What you are asked to do
Pick out each line of the records in which the word "page" appears.

[Data entries]
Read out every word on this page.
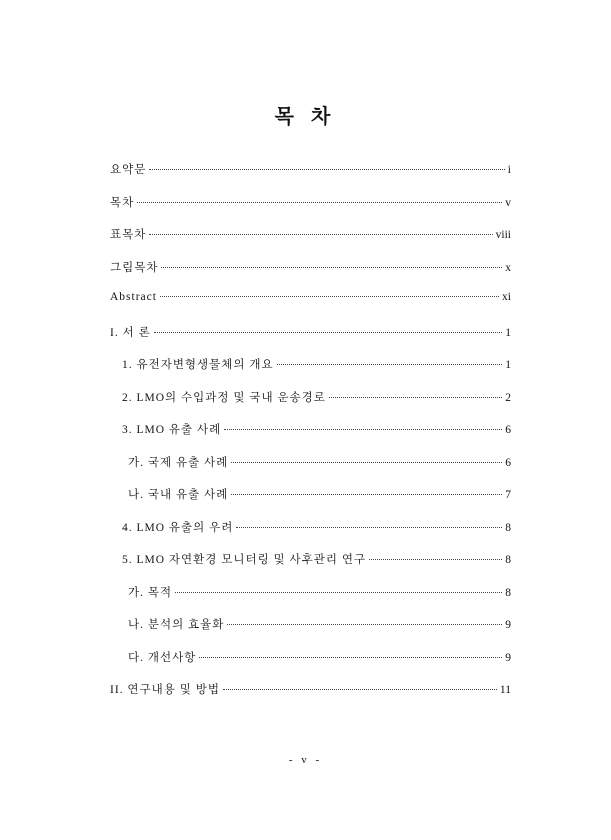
목 차
요약문	i
목차	v
표목차	viii
그림목차	x
Abstract	xi
I. 서 론	1
1. 유전자변형생물체의 개요	1
2. LMO의 수입과정 및 국내 운송경로	2
3. LMO 유출 사례	6
가. 국제 유출 사례	6
나. 국내 유출 사례	7
4. LMO 유출의 우려	8
5. LMO 자연환경 모니터링 및 사후관리 연구	8
가. 목적	8
나. 분석의 효율화	9
다. 개선사항	9
II. 연구내용 및 방법	11
- v -
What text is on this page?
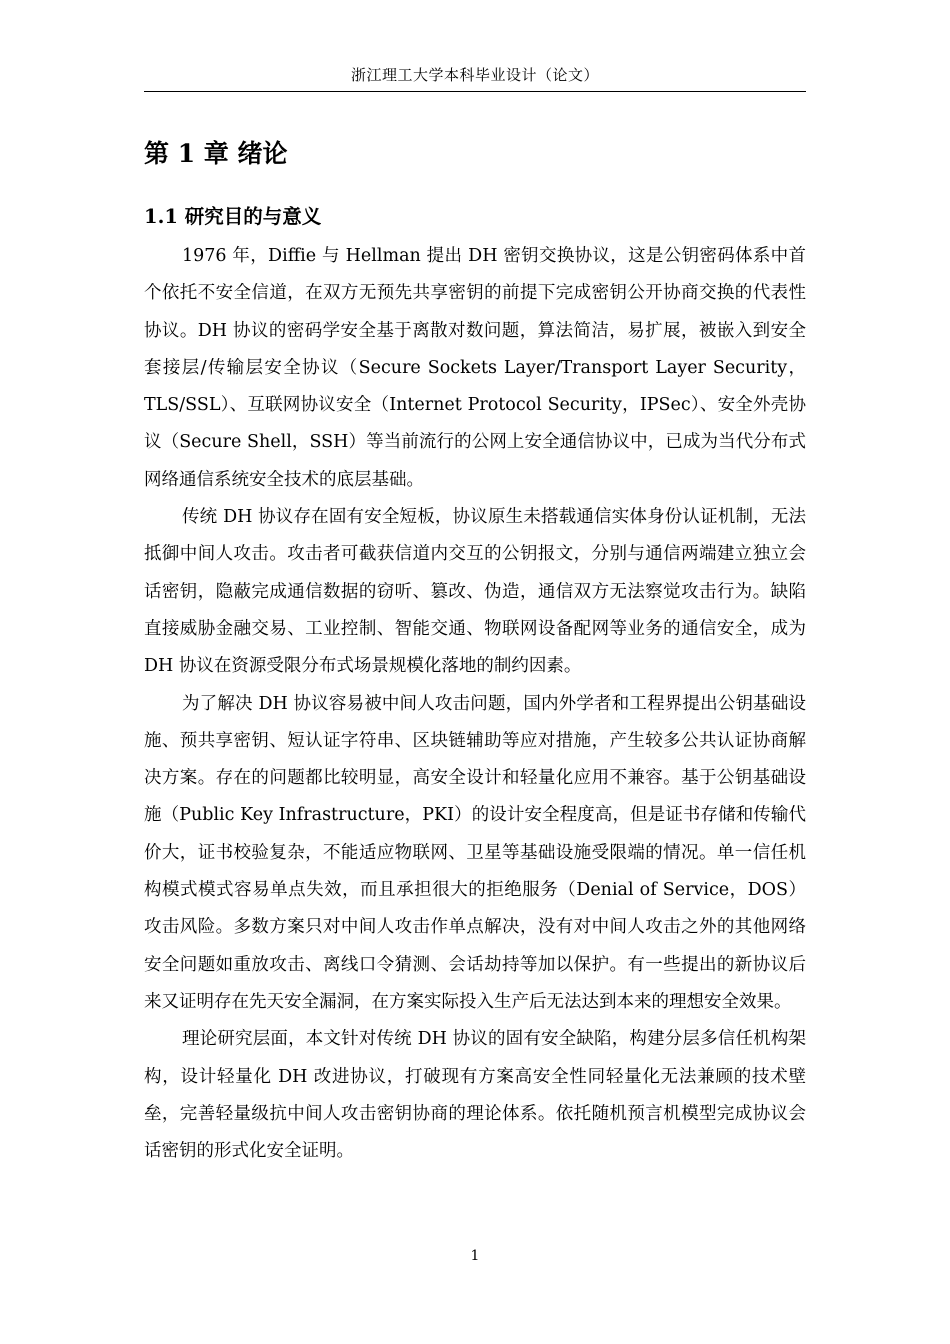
浙江理工大学本科毕业设计（论文）
第 1 章 绪论
1.1 研究目的与意义

1976 年，Diffie 与 Hellman 提出 DH 密钥交换协议，这是公钥密码体系中首个依托不安全信道，在双方无预先共享密钥的前提下完成密钥公开协商交换的代表性协议。DH 协议的密码学安全基于离散对数问题，算法简洁，易扩展，被嵌入到安全套接层/传输层安全协议（Secure Sockets Layer/Transport Layer Security，TLS/SSL）、互联网协议安全（Internet Protocol Security，IPSec）、安全外壳协议（Secure Shell，SSH）等当前流行的公网上安全通信协议中，已成为当代分布式网络通信系统安全技术的底层基础。

传统 DH 协议存在固有安全短板，协议原生未搭载通信实体身份认证机制，无法抵御中间人攻击。攻击者可截获信道内交互的公钥报文，分别与通信两端建立独立会话密钥，隐蔽完成通信数据的窃听、篡改、伪造，通信双方无法察觉攻击行为。缺陷直接威胁金融交易、工业控制、智能交通、物联网设备配网等业务的通信安全，成为 DH 协议在资源受限分布式场景规模化落地的制约因素。

为了解决 DH 协议容易被中间人攻击问题，国内外学者和工程界提出公钥基础设施、预共享密钥、短认证字符串、区块链辅助等应对措施，产生较多公共认证协商解决方案。存在的问题都比较明显，高安全设计和轻量化应用不兼容。基于公钥基础设施（Public Key Infrastructure，PKI）的设计安全程度高，但是证书存储和传输代价大，证书校验复杂，不能适应物联网、卫星等基础设施受限端的情况。单一信任机构模式模式容易单点失效，而且承担很大的拒绝服务（Denial of Service，DOS）攻击风险。多数方案只对中间人攻击作单点解决，没有对中间人攻击之外的其他网络安全问题如重放攻击、离线口令猜测、会话劫持等加以保护。有一些提出的新协议后来又证明存在先天安全漏洞，在方案实际投入生产后无法达到本来的理想安全效果。

理论研究层面，本文针对传统 DH 协议的固有安全缺陷，构建分层多信任机构架构，设计轻量化 DH 改进协议，打破现有方案高安全性同轻量化无法兼顾的技术壁垒，完善轻量级抗中间人攻击密钥协商的理论体系。依托随机预言机模型完成协议会话密钥的形式化安全证明。

1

Result
Read out every word on this page.
What text is on this page?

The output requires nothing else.